*WRITTEN TASK*
Report only how many lines hold the word "position".

*RECORDS PROVIDED*

§

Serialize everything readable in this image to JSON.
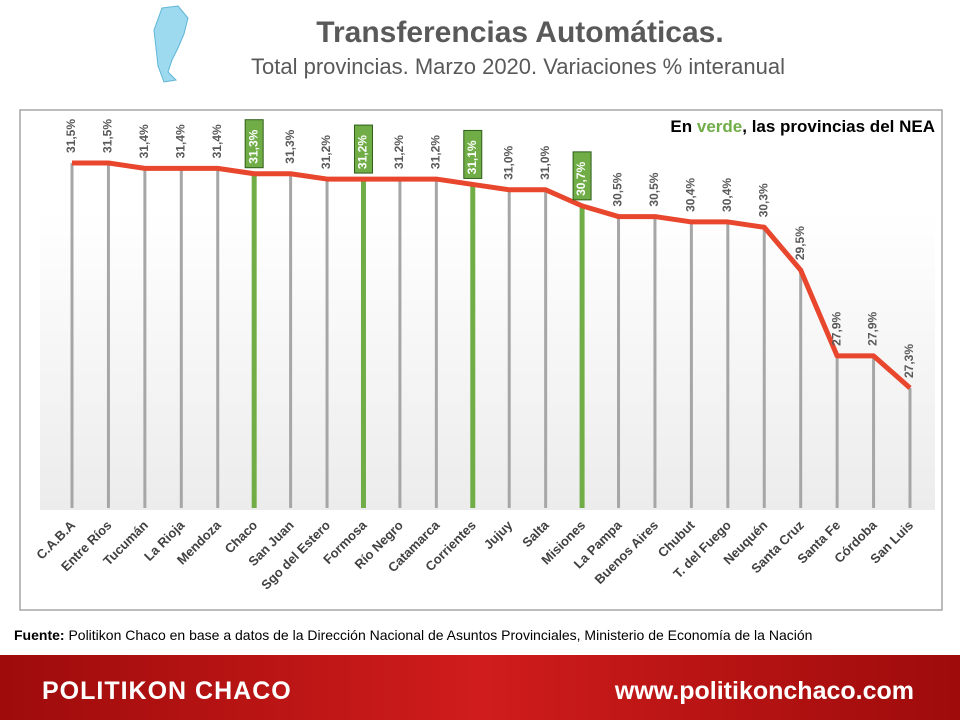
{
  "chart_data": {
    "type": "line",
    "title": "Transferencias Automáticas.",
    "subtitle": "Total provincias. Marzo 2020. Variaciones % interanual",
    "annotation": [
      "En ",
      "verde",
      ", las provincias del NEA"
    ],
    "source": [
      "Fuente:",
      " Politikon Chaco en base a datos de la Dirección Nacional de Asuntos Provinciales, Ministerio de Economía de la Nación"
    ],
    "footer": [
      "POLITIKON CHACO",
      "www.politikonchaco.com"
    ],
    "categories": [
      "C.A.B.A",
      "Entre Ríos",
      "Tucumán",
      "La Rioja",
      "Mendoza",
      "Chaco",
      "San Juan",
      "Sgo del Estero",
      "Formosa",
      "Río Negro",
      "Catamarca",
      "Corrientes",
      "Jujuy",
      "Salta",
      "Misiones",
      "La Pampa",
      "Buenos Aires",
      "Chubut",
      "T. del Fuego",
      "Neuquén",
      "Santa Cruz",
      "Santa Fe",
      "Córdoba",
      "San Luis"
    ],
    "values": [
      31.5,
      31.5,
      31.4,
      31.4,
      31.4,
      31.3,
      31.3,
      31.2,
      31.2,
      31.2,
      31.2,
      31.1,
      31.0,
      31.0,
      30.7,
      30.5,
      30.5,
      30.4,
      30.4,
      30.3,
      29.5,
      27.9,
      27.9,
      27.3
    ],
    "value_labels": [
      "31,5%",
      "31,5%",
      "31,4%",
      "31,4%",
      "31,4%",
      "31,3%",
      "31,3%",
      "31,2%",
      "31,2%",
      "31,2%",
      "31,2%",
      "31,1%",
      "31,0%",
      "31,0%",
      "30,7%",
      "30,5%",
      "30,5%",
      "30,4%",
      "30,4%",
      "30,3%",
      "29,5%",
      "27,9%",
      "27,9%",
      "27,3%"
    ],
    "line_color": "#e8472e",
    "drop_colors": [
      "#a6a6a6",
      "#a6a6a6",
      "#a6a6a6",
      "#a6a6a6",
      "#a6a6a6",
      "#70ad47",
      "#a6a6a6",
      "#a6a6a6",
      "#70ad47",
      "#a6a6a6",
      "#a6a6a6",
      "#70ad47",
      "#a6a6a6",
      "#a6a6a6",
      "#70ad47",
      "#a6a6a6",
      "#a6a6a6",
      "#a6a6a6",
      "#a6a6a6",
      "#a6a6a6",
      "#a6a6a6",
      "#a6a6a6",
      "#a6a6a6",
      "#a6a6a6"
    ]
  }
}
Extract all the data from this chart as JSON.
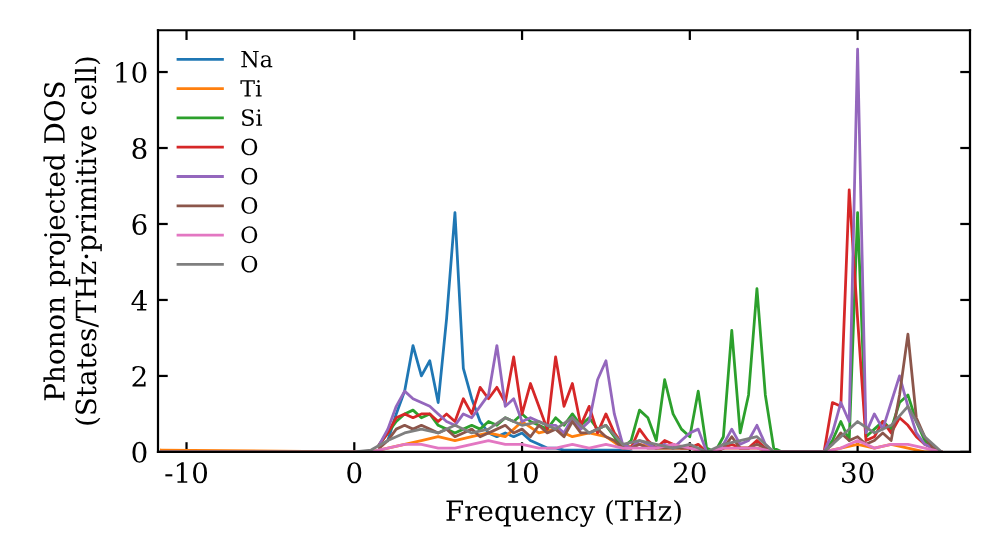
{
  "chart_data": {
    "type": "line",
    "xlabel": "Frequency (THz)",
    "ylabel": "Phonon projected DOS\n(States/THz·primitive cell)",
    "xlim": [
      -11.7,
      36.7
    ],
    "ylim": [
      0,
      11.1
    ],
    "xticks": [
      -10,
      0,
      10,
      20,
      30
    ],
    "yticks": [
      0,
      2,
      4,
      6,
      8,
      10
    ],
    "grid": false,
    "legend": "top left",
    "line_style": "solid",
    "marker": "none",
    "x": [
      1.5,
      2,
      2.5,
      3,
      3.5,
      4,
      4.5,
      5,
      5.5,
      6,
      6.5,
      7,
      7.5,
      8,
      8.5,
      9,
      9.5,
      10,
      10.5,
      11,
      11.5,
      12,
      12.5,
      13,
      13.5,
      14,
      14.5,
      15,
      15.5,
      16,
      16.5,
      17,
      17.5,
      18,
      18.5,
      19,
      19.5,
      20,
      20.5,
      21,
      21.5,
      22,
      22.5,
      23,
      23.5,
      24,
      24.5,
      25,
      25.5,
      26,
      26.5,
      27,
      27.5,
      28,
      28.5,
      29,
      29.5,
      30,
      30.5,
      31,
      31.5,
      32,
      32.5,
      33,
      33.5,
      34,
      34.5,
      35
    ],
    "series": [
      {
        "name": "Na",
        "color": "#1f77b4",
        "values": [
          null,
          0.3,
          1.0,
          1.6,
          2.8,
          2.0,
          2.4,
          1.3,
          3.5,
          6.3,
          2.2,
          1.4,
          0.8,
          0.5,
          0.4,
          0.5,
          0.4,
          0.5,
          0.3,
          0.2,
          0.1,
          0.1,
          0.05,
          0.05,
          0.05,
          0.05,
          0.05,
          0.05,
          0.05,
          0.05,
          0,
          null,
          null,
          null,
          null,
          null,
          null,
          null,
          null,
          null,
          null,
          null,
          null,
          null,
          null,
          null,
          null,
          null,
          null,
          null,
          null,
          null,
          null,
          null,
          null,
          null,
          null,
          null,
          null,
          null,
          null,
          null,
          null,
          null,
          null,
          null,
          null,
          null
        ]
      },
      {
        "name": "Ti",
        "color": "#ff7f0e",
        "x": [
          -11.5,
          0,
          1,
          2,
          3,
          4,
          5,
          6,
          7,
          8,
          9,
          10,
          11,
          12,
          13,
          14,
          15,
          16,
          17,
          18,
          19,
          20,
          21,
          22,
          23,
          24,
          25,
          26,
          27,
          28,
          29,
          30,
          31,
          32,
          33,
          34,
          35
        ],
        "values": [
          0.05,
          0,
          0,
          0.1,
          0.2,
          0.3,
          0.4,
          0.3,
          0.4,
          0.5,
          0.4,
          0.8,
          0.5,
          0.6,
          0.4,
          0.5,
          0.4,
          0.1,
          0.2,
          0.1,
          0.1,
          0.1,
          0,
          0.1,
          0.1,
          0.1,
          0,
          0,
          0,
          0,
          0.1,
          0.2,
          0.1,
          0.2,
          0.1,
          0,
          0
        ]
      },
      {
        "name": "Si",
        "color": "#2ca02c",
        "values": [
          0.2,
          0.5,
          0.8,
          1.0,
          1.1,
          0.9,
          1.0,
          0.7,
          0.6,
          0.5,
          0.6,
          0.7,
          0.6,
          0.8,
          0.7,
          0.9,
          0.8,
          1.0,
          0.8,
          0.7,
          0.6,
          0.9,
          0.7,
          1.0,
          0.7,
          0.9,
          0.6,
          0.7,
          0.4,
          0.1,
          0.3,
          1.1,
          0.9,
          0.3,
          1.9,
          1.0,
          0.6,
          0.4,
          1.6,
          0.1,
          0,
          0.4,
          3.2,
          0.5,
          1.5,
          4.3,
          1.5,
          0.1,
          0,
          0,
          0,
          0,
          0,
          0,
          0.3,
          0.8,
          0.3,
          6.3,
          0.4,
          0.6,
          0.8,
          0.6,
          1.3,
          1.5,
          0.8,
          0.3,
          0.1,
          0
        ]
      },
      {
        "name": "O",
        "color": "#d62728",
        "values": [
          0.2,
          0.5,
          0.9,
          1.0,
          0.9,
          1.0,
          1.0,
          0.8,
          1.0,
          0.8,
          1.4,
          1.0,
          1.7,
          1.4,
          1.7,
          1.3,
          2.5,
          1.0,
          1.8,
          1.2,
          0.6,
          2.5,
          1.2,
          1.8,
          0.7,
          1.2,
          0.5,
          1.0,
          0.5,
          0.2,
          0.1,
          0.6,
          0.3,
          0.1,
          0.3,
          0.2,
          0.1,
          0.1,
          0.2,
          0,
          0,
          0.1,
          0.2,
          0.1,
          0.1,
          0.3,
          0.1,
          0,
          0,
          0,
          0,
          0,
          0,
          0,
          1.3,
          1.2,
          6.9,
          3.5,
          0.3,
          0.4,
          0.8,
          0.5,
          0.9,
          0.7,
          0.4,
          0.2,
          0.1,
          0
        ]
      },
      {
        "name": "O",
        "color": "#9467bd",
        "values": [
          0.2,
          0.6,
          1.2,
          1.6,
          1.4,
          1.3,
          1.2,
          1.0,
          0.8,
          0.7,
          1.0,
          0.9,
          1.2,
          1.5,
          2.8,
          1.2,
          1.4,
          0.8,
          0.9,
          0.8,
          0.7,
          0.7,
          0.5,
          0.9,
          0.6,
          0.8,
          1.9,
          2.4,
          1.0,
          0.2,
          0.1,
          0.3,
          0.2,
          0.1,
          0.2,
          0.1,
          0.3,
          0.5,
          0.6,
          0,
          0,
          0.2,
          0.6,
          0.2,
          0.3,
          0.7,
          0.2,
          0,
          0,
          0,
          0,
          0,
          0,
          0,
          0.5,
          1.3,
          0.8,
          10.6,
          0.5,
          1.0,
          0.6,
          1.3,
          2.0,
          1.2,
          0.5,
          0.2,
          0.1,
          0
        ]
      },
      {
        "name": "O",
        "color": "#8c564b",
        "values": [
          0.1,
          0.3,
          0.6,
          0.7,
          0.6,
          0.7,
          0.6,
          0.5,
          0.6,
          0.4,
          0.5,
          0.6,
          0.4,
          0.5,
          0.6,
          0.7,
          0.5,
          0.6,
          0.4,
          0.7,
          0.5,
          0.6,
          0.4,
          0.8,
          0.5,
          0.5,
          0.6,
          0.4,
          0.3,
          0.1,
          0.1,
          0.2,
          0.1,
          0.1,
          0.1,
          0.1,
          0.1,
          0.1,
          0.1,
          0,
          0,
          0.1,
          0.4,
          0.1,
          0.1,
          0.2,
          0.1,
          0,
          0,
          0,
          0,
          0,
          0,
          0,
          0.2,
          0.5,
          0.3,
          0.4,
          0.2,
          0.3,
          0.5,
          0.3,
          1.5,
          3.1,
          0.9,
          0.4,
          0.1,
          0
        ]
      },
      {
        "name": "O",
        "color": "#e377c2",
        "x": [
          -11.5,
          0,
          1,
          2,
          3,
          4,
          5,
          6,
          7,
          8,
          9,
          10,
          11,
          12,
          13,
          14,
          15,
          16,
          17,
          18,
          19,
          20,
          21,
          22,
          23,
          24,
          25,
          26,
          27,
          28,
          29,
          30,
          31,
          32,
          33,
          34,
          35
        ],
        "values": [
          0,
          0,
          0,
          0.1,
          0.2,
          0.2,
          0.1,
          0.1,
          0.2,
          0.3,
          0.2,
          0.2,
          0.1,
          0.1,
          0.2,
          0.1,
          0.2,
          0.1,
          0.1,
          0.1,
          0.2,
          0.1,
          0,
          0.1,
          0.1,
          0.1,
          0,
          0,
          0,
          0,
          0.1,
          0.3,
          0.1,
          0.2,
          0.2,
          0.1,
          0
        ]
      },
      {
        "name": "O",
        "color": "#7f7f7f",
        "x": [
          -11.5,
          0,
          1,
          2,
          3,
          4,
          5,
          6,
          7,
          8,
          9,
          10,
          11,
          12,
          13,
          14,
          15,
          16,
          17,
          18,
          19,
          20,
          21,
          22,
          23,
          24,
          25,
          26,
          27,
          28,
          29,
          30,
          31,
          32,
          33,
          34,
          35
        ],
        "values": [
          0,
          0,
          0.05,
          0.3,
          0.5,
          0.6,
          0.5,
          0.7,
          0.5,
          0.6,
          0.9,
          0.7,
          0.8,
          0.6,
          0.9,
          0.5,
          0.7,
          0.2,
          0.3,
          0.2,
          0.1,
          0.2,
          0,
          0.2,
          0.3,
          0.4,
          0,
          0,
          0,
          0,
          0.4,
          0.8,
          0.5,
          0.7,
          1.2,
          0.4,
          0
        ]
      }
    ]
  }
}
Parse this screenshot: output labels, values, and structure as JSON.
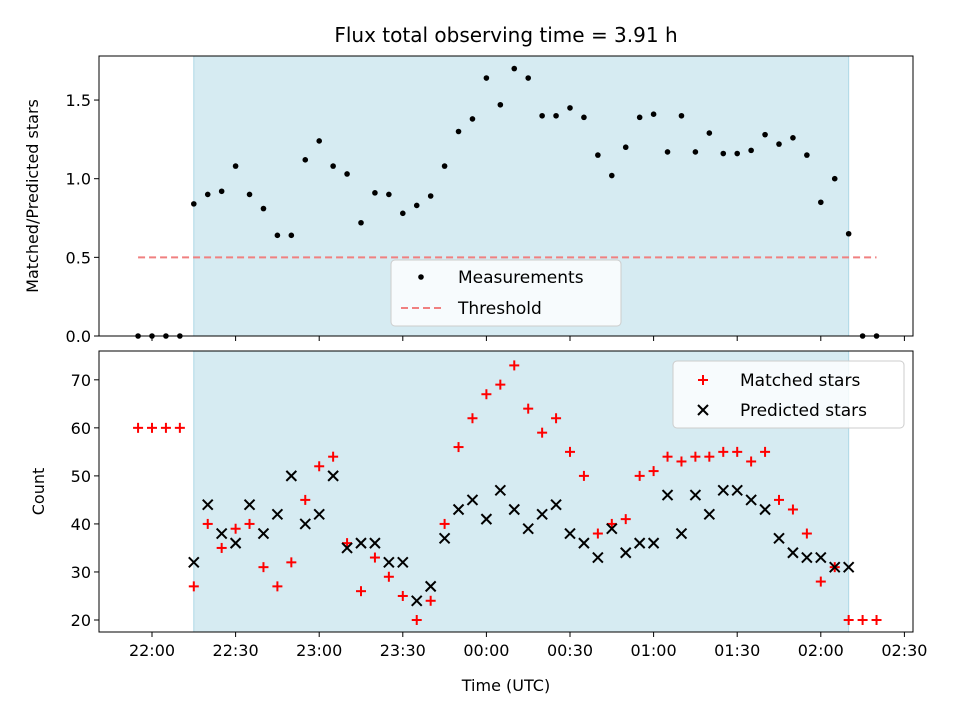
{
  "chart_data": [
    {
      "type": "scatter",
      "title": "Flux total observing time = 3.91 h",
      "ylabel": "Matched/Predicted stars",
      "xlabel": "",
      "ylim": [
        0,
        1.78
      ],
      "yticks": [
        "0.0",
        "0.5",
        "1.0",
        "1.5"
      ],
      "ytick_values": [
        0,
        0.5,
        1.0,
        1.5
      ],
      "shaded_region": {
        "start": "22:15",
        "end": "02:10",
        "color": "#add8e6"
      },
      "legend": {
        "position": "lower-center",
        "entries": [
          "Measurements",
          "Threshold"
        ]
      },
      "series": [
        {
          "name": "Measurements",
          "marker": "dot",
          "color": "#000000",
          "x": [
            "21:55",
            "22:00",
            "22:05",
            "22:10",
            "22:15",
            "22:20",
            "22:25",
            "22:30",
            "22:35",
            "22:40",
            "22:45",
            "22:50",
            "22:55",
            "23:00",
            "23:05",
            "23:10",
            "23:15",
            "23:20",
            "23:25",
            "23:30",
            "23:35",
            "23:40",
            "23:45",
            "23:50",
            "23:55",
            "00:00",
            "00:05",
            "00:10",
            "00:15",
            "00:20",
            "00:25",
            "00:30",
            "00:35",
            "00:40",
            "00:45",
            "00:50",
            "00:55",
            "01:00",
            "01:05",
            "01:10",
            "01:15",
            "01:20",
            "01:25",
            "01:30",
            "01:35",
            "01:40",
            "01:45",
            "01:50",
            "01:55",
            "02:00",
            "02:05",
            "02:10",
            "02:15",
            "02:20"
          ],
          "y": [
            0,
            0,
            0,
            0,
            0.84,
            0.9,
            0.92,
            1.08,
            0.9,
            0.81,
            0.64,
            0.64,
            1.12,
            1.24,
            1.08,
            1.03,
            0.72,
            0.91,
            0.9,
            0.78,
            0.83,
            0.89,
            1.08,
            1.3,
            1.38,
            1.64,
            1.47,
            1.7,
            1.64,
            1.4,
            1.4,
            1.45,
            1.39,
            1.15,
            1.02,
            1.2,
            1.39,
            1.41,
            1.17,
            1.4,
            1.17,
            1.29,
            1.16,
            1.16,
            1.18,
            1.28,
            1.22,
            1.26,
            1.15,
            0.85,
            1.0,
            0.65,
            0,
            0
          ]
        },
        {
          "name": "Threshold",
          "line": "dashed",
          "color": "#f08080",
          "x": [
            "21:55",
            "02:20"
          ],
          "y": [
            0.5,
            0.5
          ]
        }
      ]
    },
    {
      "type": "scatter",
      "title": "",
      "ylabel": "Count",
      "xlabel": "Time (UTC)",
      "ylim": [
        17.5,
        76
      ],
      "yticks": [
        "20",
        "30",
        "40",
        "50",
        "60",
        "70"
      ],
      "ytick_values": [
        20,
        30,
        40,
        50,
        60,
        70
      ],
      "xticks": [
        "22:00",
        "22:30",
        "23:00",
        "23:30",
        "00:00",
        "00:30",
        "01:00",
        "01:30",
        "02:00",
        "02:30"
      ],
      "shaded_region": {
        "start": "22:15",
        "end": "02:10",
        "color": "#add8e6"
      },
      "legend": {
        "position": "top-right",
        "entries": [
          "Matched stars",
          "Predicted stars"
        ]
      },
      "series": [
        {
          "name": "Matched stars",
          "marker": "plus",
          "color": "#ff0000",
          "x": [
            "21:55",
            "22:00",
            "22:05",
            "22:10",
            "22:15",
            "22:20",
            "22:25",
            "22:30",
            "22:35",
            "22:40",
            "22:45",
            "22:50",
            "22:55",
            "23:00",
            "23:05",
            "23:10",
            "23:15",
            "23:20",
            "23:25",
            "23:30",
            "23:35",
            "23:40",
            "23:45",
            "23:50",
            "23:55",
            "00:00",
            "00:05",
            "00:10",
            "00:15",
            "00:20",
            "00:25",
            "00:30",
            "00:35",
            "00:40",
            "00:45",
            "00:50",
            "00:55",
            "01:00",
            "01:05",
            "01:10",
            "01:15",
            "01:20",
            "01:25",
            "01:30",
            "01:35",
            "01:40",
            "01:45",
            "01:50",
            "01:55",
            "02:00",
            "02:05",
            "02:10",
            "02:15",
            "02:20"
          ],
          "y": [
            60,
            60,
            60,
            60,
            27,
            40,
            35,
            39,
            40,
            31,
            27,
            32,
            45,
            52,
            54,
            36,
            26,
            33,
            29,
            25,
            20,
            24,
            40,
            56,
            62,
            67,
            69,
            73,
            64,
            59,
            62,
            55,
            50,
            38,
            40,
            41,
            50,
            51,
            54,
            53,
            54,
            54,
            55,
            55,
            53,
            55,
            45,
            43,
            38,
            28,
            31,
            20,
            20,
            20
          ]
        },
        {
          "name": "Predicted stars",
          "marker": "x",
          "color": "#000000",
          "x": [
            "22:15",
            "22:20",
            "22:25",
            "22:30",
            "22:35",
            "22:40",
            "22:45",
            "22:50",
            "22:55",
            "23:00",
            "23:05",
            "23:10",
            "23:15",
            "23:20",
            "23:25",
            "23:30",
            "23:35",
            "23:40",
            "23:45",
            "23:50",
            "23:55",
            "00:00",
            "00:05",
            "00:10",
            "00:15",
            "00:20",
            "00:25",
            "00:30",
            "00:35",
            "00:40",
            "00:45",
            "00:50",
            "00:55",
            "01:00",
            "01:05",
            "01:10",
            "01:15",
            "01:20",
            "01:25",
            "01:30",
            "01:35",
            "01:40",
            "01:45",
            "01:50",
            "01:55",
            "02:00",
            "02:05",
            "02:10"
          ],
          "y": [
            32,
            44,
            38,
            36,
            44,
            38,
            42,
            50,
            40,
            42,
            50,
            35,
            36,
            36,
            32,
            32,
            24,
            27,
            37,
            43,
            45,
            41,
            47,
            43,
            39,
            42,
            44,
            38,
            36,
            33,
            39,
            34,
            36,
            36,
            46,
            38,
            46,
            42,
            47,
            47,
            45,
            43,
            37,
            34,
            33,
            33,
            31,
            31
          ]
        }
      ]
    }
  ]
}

§

*WRITTEN REPLY*
2